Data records
* Begin *
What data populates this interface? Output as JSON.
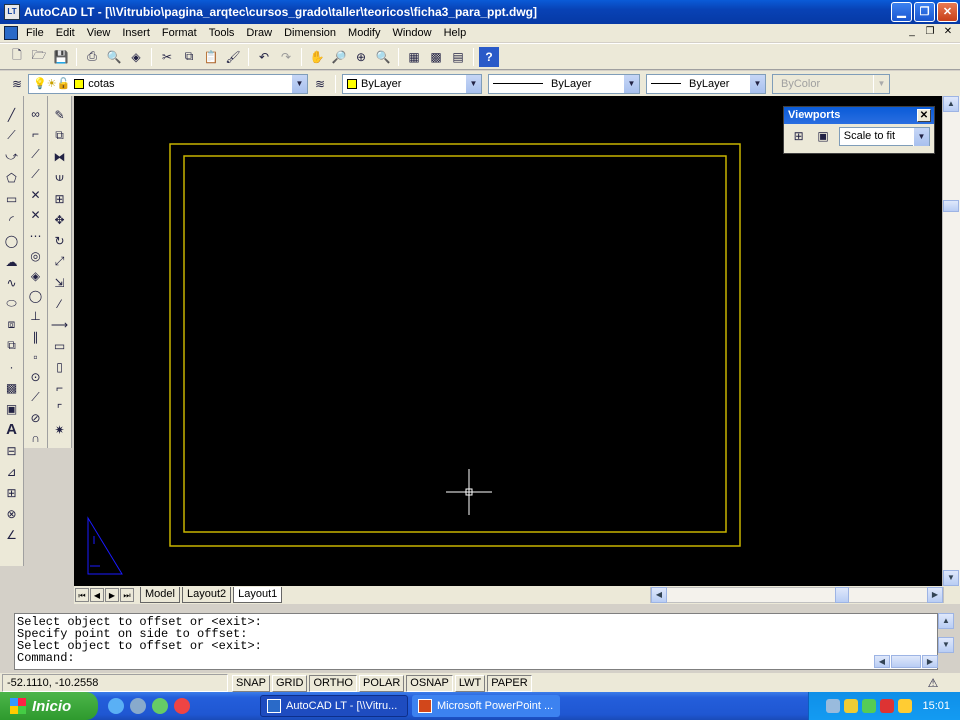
{
  "window": {
    "title": "AutoCAD LT - [\\\\Vitrubio\\pagina_arqtec\\cursos_grado\\taller\\teoricos\\ficha3_para_ppt.dwg]",
    "app_icon_text": "LT"
  },
  "menu": {
    "items": [
      "File",
      "Edit",
      "View",
      "Insert",
      "Format",
      "Tools",
      "Draw",
      "Dimension",
      "Modify",
      "Window",
      "Help"
    ]
  },
  "layers": {
    "current_layer": "cotas"
  },
  "properties": {
    "color": "ByLayer",
    "linetype": "ByLayer",
    "lineweight": "ByLayer",
    "plotstyle": "ByColor"
  },
  "viewports_panel": {
    "title": "Viewports",
    "scale": "Scale to fit"
  },
  "layout_tabs": [
    "Model",
    "Layout2",
    "Layout1"
  ],
  "active_tab": "Layout1",
  "command": {
    "history": [
      "Select object to offset or <exit>:",
      "Specify point on side to offset:",
      "Select object to offset or <exit>:"
    ],
    "prompt": "Command:"
  },
  "status": {
    "coordinates": "-52.1110, -10.2558",
    "toggles": [
      "SNAP",
      "GRID",
      "ORTHO",
      "POLAR",
      "OSNAP",
      "LWT",
      "PAPER"
    ]
  },
  "taskbar": {
    "start_label": "Inicio",
    "tasks": [
      "AutoCAD LT - [\\\\Vitru...",
      "Microsoft PowerPoint ..."
    ],
    "clock": "15:01"
  },
  "colors": {
    "canvas": "#000000",
    "paper_border": "#c8b400",
    "ucs_icon": "#1a1aff"
  }
}
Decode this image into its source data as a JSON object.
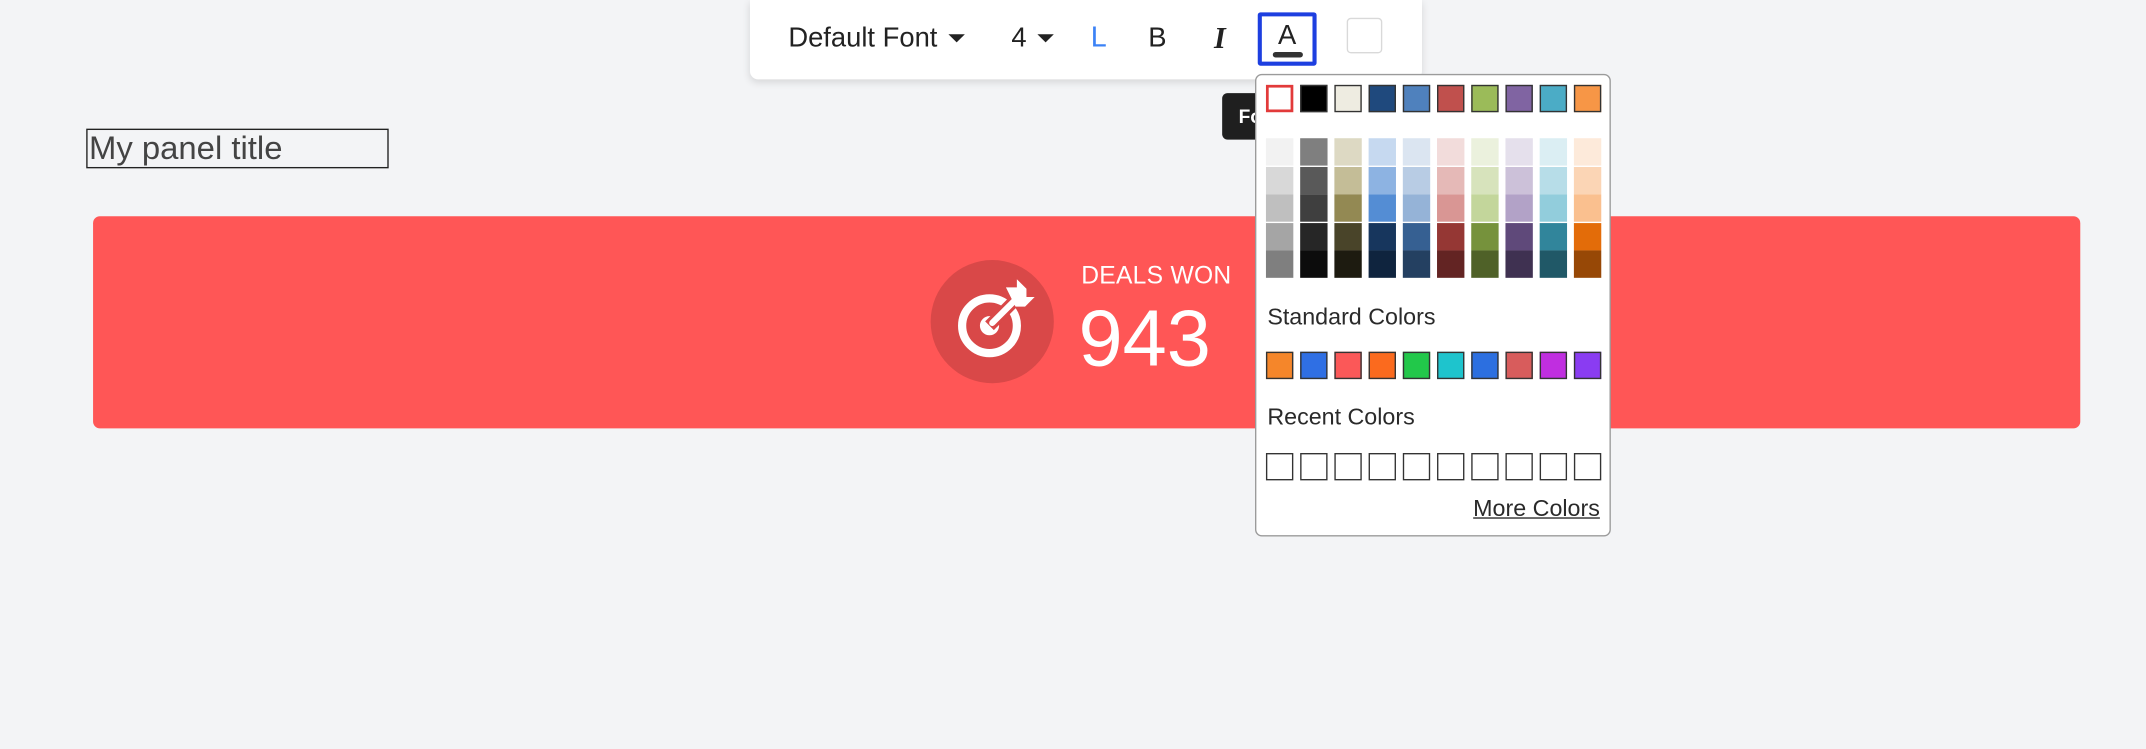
{
  "toolbar": {
    "font_label": "Default Font",
    "size_label": "4",
    "align_label": "L",
    "bold_label": "B",
    "italic_label": "I",
    "color_label": "A",
    "tooltip_text": "Fo"
  },
  "panel": {
    "title": "My panel title"
  },
  "kpi": {
    "label": "DEALS WON",
    "value": "943",
    "icon": "target-icon",
    "color": "#ff5656"
  },
  "picker": {
    "top_colors": [
      "#ffffff",
      "#000000",
      "#eeece1",
      "#1f497d",
      "#4f81bd",
      "#c0504d",
      "#9bbb59",
      "#8064a2",
      "#4bacc6",
      "#f79646"
    ],
    "tint_columns": [
      [
        "#f2f2f2",
        "#d8d8d8",
        "#bfbfbf",
        "#a5a5a5",
        "#7f7f7f"
      ],
      [
        "#7f7f7f",
        "#595959",
        "#3f3f3f",
        "#262626",
        "#0c0c0c"
      ],
      [
        "#ddd9c3",
        "#c4bd97",
        "#938953",
        "#494429",
        "#1d1b10"
      ],
      [
        "#c6d9f0",
        "#8db3e2",
        "#548dd4",
        "#17365d",
        "#0f243e"
      ],
      [
        "#dbe5f1",
        "#b8cce4",
        "#95b3d7",
        "#366092",
        "#244061"
      ],
      [
        "#f2dcdb",
        "#e5b9b7",
        "#d99694",
        "#953734",
        "#632423"
      ],
      [
        "#ebf1dd",
        "#d7e3bc",
        "#c3d69b",
        "#76923c",
        "#4f6128"
      ],
      [
        "#e5e0ec",
        "#ccc1d9",
        "#b2a2c7",
        "#5f497a",
        "#3f3151"
      ],
      [
        "#dbeef3",
        "#b7dde8",
        "#92cddc",
        "#31859b",
        "#205867"
      ],
      [
        "#fdeada",
        "#fbd5b5",
        "#fac08f",
        "#e36c09",
        "#974806"
      ]
    ],
    "standard_heading": "Standard Colors",
    "standard_colors": [
      "#f5862a",
      "#2f6fe4",
      "#fb5858",
      "#fb6a1e",
      "#22c84a",
      "#1ec4cd",
      "#2c6fe0",
      "#d85c5c",
      "#c02ee0",
      "#8a3cf2"
    ],
    "recent_heading": "Recent Colors",
    "recent_count": 10,
    "more_label": "More Colors"
  }
}
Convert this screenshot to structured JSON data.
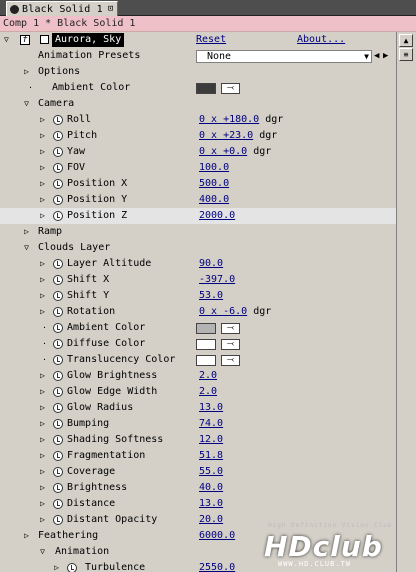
* End *
The request:
Gather from the records above every line containing the string "ByLayer".

Answer for the task:
    "color": "ByLayer",
    "linetype": "ByLayer",
    "lineweight": "ByLayer",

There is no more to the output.